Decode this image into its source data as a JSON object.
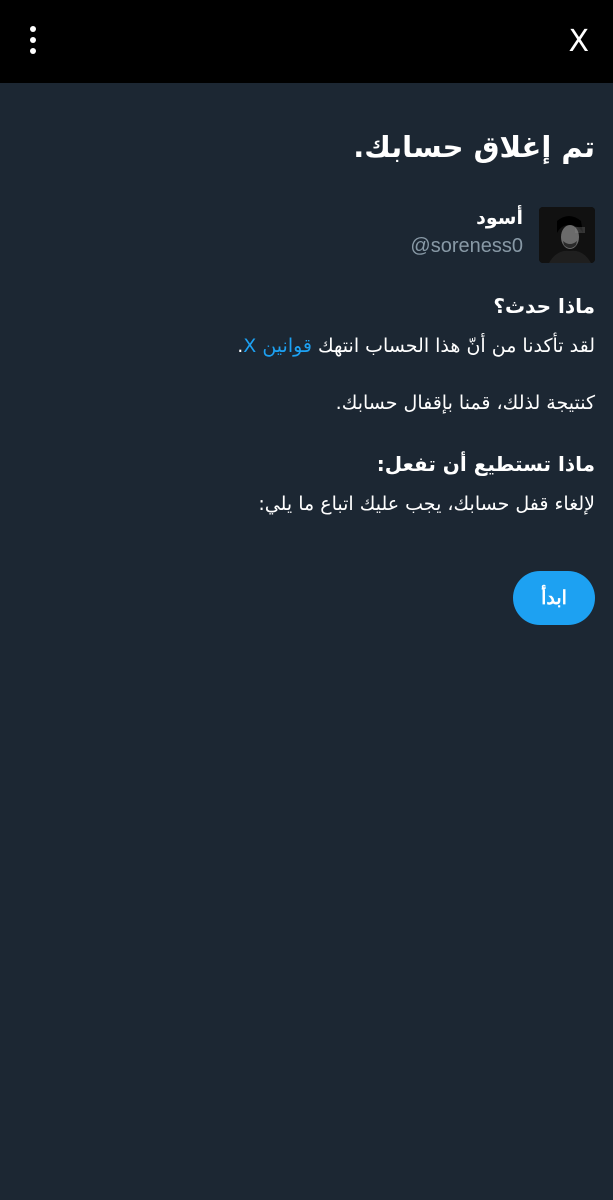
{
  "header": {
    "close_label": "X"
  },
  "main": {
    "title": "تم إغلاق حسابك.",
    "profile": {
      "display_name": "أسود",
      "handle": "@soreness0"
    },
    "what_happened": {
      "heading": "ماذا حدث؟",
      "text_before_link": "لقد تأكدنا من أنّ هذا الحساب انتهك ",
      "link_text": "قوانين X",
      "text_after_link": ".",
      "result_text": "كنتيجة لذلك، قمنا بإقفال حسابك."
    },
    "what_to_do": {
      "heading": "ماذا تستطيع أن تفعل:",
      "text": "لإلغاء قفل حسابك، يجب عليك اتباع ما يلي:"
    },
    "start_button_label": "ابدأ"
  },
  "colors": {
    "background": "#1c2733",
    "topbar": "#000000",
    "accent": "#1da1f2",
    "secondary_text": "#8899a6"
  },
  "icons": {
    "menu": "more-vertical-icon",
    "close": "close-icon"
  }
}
______
#### YOUR GOAL
Make an exact copy of every record, pictures excluded.

#### TASK ANSWER
Decode this image into its source data as a JSON object.
{
  "header": {
    "close_label": "X"
  },
  "main": {
    "title": "تم إغلاق حسابك.",
    "profile": {
      "display_name": "أسود",
      "handle": "@soreness0"
    },
    "what_happened": {
      "heading": "ماذا حدث؟",
      "text_before_link": "لقد تأكدنا من أنّ هذا الحساب انتهك ",
      "link_text": "قوانين X",
      "text_after_link": ".",
      "result_text": "كنتيجة لذلك، قمنا بإقفال حسابك."
    },
    "what_to_do": {
      "heading": "ماذا تستطيع أن تفعل:",
      "text": "لإلغاء قفل حسابك، يجب عليك اتباع ما يلي:"
    },
    "start_button_label": "ابدأ"
  },
  "colors": {
    "background": "#1c2733",
    "topbar": "#000000",
    "accent": "#1da1f2",
    "secondary_text": "#8899a6"
  },
  "icons": {
    "menu": "more-vertical-icon",
    "close": "close-icon"
  }
}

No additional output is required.